Begin

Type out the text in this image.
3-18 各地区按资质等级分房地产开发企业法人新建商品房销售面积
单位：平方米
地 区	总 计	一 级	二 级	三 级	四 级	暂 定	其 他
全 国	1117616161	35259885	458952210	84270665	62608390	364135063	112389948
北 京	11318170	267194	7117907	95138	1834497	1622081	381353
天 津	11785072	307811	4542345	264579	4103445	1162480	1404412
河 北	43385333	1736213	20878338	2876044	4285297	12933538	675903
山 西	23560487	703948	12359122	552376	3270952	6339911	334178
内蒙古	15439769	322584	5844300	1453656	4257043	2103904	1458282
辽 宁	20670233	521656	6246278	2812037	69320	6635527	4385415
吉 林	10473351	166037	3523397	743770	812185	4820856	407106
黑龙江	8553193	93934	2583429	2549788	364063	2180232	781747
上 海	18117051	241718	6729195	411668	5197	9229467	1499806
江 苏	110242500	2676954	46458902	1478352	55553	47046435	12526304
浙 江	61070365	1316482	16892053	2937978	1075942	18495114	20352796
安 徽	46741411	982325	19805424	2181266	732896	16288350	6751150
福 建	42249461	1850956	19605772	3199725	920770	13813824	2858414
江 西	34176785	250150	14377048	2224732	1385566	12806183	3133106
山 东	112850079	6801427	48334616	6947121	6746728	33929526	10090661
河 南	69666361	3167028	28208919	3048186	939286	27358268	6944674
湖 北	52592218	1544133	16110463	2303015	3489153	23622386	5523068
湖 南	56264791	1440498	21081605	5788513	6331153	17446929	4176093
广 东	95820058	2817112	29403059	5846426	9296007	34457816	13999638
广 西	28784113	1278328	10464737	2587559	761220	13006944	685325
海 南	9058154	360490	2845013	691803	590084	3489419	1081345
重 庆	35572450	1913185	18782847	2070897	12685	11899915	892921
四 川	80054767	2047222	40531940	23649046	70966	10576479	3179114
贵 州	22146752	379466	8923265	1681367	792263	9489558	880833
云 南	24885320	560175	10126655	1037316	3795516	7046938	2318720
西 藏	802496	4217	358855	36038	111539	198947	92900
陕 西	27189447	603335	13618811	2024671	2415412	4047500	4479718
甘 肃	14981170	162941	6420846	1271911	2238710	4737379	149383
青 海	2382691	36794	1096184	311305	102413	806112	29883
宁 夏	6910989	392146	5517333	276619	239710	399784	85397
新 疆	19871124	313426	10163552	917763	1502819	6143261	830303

End

» SET PROBLEM: Write out the whole listing exactly.

» ANSWER TO THIS EXERCISE:
Type out the text in this image.
3-18 各地区按资质等级分房地产开发企业法人新建商品房销售面积
单位：平方米
地 区	总 计	一 级	二 级	三 级	四 级	暂 定	其 他
全 国	1117616161	35259885	458952210	84270665	62608390	364135063	112389948
北 京	11318170	267194	7117907	95138	1834497	1622081	381353
天 津	11785072	307811	4542345	264579	4103445	1162480	1404412
河 北	43385333	1736213	20878338	2876044	4285297	12933538	675903
山 西	23560487	703948	12359122	552376	3270952	6339911	334178
内蒙古	15439769	322584	5844300	1453656	4257043	2103904	1458282
辽 宁	20670233	521656	6246278	2812037	69320	6635527	4385415
吉 林	10473351	166037	3523397	743770	812185	4820856	407106
黑龙江	8553193	93934	2583429	2549788	364063	2180232	781747
上 海	18117051	241718	6729195	411668	5197	9229467	1499806
江 苏	110242500	2676954	46458902	1478352	55553	47046435	12526304
浙 江	61070365	1316482	16892053	2937978	1075942	18495114	20352796
安 徽	46741411	982325	19805424	2181266	732896	16288350	6751150
福 建	42249461	1850956	19605772	3199725	920770	13813824	2858414
江 西	34176785	250150	14377048	2224732	1385566	12806183	3133106
山 东	112850079	6801427	48334616	6947121	6746728	33929526	10090661
河 南	69666361	3167028	28208919	3048186	939286	27358268	6944674
湖 北	52592218	1544133	16110463	2303015	3489153	23622386	5523068
湖 南	56264791	1440498	21081605	5788513	6331153	17446929	4176093
广 东	95820058	2817112	29403059	5846426	9296007	34457816	13999638
广 西	28784113	1278328	10464737	2587559	761220	13006944	685325
海 南	9058154	360490	2845013	691803	590084	3489419	1081345
重 庆	35572450	1913185	18782847	2070897	12685	11899915	892921
四 川	80054767	2047222	40531940	23649046	70966	10576479	3179114
贵 州	22146752	379466	8923265	1681367	792263	9489558	880833
云 南	24885320	560175	10126655	1037316	3795516	7046938	2318720
西 藏	802496	4217	358855	36038	111539	198947	92900
陕 西	27189447	603335	13618811	2024671	2415412	4047500	4479718
甘 肃	14981170	162941	6420846	1271911	2238710	4737379	149383
青 海	2382691	36794	1096184	311305	102413	806112	29883
宁 夏	6910989	392146	5517333	276619	239710	399784	85397
新 疆	19871124	313426	10163552	917763	1502819	6143261	830303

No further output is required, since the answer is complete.